Check each line of the listing, and copy it if it contains the word "Скачать".
***
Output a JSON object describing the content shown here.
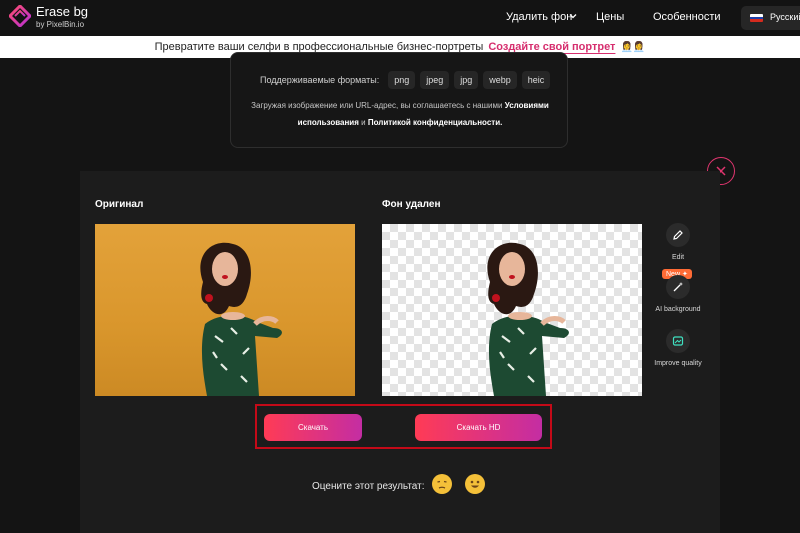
{
  "header": {
    "logo_title": "Erase bg",
    "logo_sub": "by PixelBin.io",
    "nav": [
      "Удалить фон",
      "Цены",
      "Особенности"
    ],
    "language": "Русский"
  },
  "promo": {
    "text": "Превратите ваши селфи в профессиональные бизнес-портреты",
    "link": "Создайте свой портрет",
    "emoji": "👩‍💼👩‍💼"
  },
  "upload": {
    "formats_label": "Поддерживаемые форматы:",
    "formats": [
      "png",
      "jpeg",
      "jpg",
      "webp",
      "heic"
    ],
    "terms_prefix": "Загружая изображение или URL-адрес, вы соглашаетесь с нашими",
    "terms_link": "Условиями использования",
    "terms_and": "и",
    "privacy_link": "Политикой конфиденциальности."
  },
  "result": {
    "original_label": "Оригинал",
    "removed_label": "Фон удален",
    "tools": {
      "edit": "Edit",
      "ai_background": "AI background",
      "new_badge": "New ✦",
      "improve_quality": "Improve quality"
    },
    "download": "Скачать",
    "download_hd": "Скачать HD",
    "rate_prompt": "Оцените этот результат:"
  },
  "colors": {
    "accent": "#e0356f",
    "highlight_border": "#c40a18",
    "button_gradient": [
      "#ff3b55",
      "#c42da3"
    ]
  }
}
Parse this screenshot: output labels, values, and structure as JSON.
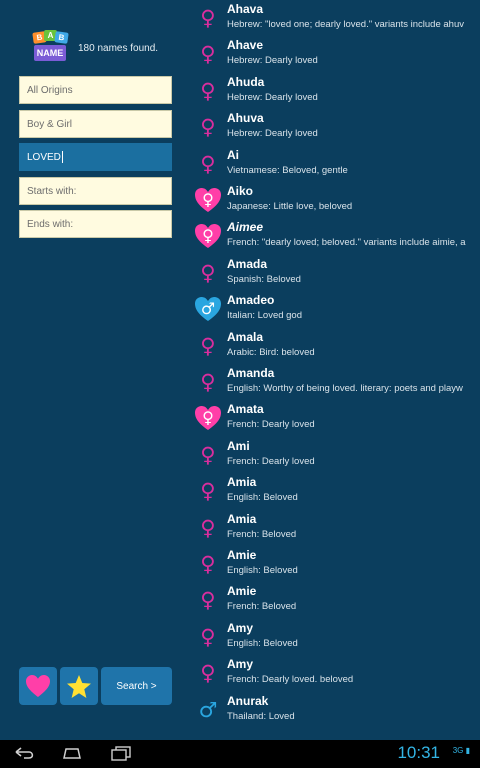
***
- **Solution below**
    "download": "Скачать",
    "download_hd": "Скачать HD",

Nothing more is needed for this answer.